— Start of Exercise input —

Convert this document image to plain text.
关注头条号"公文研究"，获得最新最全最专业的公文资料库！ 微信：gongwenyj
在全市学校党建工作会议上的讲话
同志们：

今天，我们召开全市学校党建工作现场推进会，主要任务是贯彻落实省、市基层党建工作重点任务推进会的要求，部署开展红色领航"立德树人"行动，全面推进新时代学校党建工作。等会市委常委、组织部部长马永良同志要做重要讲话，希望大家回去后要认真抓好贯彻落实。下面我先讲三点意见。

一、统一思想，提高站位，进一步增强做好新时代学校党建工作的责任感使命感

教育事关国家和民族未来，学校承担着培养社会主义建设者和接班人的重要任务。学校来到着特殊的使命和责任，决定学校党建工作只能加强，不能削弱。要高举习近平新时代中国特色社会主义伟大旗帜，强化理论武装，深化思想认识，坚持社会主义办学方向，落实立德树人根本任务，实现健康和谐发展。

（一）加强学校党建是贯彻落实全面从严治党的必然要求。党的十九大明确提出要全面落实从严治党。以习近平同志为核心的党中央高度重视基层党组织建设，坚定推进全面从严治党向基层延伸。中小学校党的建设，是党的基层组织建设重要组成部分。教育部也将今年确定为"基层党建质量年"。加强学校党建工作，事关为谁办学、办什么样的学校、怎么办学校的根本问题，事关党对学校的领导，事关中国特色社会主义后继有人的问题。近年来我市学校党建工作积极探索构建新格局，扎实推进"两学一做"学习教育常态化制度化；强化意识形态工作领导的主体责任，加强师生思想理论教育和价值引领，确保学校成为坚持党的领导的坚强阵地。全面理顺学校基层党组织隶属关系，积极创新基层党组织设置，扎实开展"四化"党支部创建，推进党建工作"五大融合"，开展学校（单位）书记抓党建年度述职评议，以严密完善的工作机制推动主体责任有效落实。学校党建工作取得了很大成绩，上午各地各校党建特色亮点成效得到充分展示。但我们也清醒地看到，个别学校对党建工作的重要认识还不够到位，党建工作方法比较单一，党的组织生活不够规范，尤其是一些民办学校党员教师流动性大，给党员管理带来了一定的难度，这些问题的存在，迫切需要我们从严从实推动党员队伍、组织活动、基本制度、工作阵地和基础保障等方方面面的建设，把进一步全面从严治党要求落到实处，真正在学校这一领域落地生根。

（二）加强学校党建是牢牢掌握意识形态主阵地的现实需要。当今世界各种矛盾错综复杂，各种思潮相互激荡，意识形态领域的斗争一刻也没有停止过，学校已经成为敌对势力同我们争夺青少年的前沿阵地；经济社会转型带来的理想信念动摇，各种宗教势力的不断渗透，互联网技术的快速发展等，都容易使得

— End of Exercise input —
— Start of Exercise input —

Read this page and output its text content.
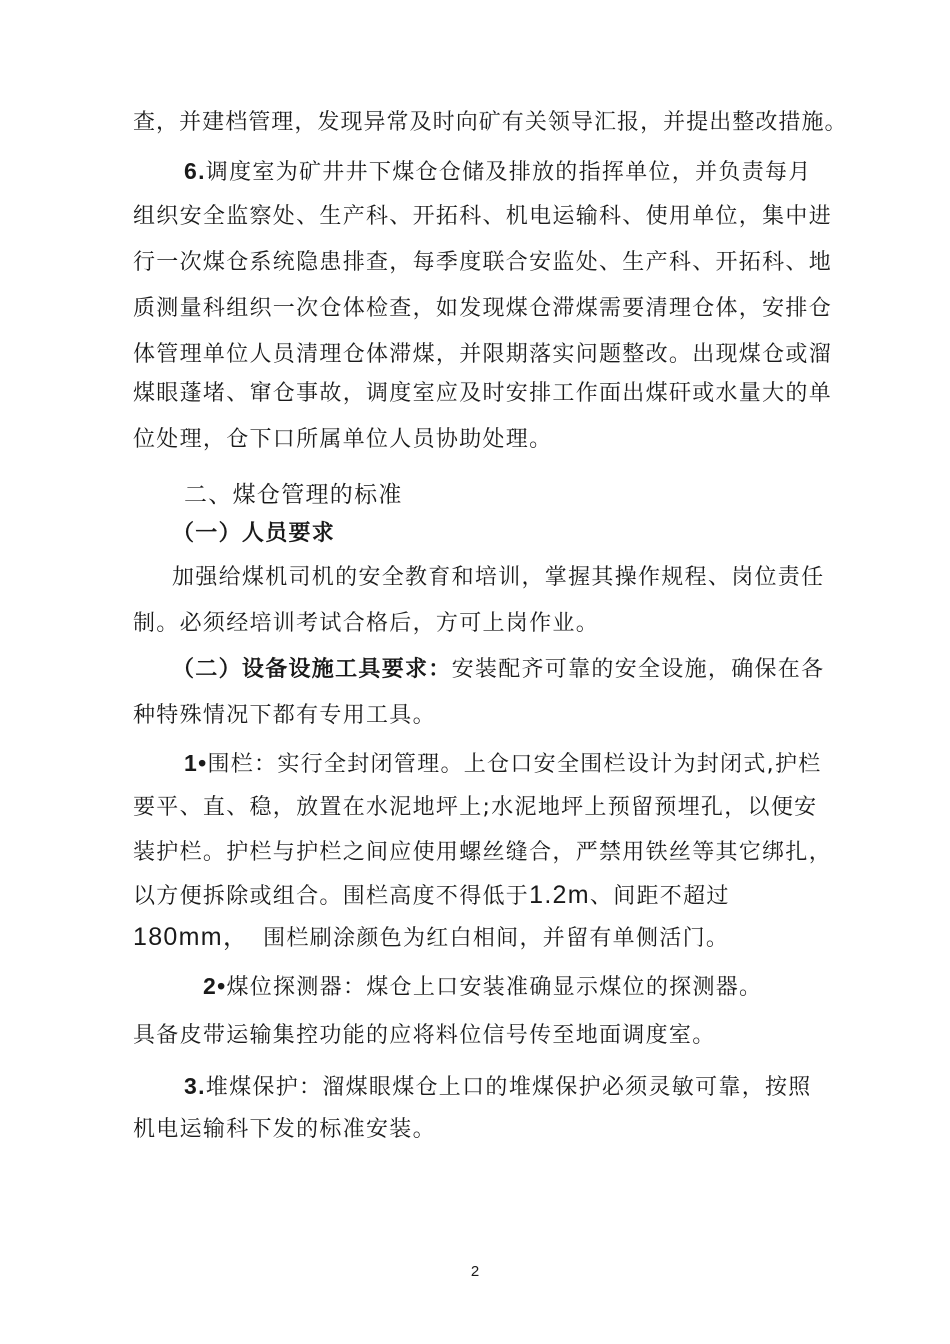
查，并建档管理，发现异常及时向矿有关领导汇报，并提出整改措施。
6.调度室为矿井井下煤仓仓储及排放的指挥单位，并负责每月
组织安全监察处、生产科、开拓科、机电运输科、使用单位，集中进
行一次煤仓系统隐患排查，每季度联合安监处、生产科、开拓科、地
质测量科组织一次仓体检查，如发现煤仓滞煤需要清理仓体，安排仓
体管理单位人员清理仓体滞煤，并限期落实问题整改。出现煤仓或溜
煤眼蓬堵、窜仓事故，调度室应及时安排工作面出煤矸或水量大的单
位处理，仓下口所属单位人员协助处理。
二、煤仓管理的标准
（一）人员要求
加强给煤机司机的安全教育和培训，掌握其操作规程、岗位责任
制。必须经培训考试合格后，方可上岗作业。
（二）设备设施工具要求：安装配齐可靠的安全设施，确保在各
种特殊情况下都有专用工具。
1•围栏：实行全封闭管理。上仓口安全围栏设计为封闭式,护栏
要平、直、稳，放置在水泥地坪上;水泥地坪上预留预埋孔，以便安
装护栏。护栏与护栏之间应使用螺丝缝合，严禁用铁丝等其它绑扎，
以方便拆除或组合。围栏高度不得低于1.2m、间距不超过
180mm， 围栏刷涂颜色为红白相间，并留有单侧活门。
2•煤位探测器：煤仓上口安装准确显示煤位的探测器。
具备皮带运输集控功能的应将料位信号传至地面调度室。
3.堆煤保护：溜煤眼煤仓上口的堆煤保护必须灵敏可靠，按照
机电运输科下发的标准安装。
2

— End of Exercise input —
— Start of Exercise input —

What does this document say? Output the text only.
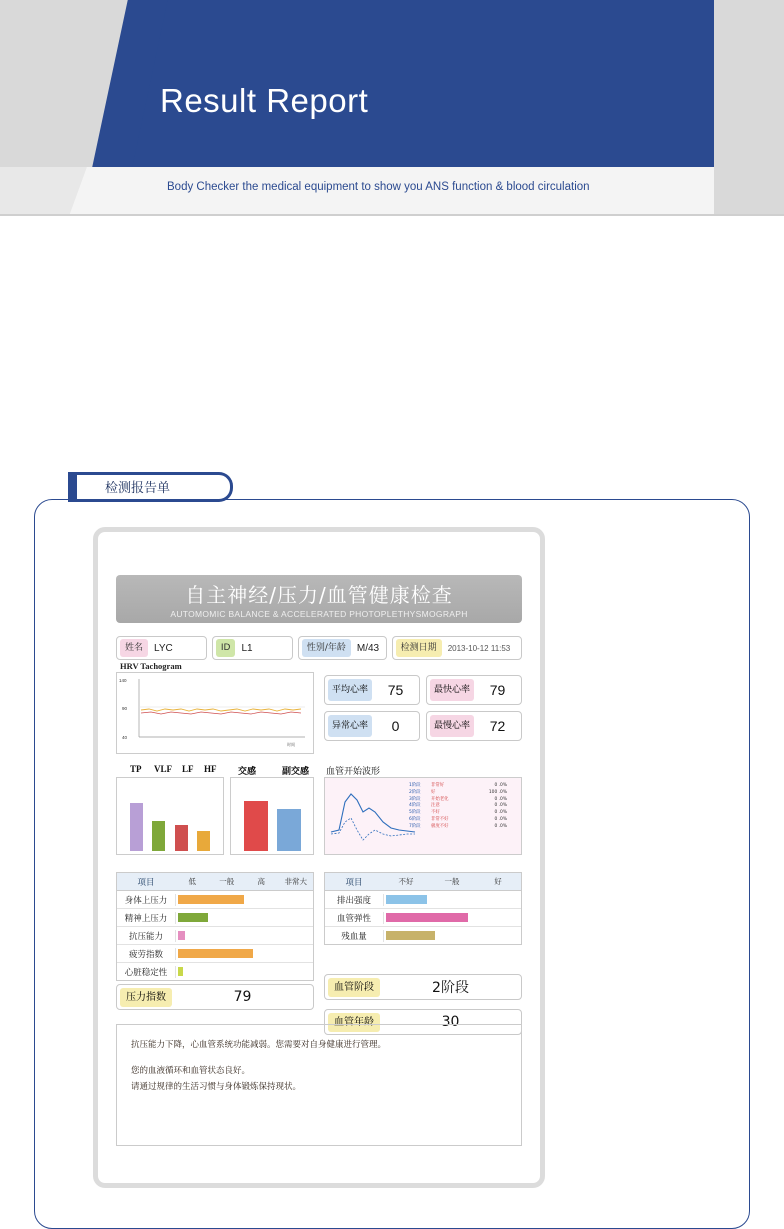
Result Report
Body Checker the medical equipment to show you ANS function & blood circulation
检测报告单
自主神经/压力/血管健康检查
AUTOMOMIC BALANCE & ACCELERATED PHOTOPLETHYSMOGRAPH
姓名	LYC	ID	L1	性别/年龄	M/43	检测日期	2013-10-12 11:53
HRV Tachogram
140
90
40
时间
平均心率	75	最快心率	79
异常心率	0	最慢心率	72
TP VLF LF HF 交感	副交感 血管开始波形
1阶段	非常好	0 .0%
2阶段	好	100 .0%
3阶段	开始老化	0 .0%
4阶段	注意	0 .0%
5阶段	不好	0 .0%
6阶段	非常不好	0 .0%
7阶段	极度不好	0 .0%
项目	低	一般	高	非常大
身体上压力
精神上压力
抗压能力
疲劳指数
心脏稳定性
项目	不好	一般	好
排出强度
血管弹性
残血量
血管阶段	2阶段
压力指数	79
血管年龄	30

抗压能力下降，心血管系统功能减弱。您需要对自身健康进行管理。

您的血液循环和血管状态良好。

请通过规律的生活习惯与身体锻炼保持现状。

— End of Exercise input —

Task to carry out -
Look through the lines above and collect those with the word "text".

Task response -
Convert this document image to plain text.
Read this page and output its text content.
What does this document say? Output the text only.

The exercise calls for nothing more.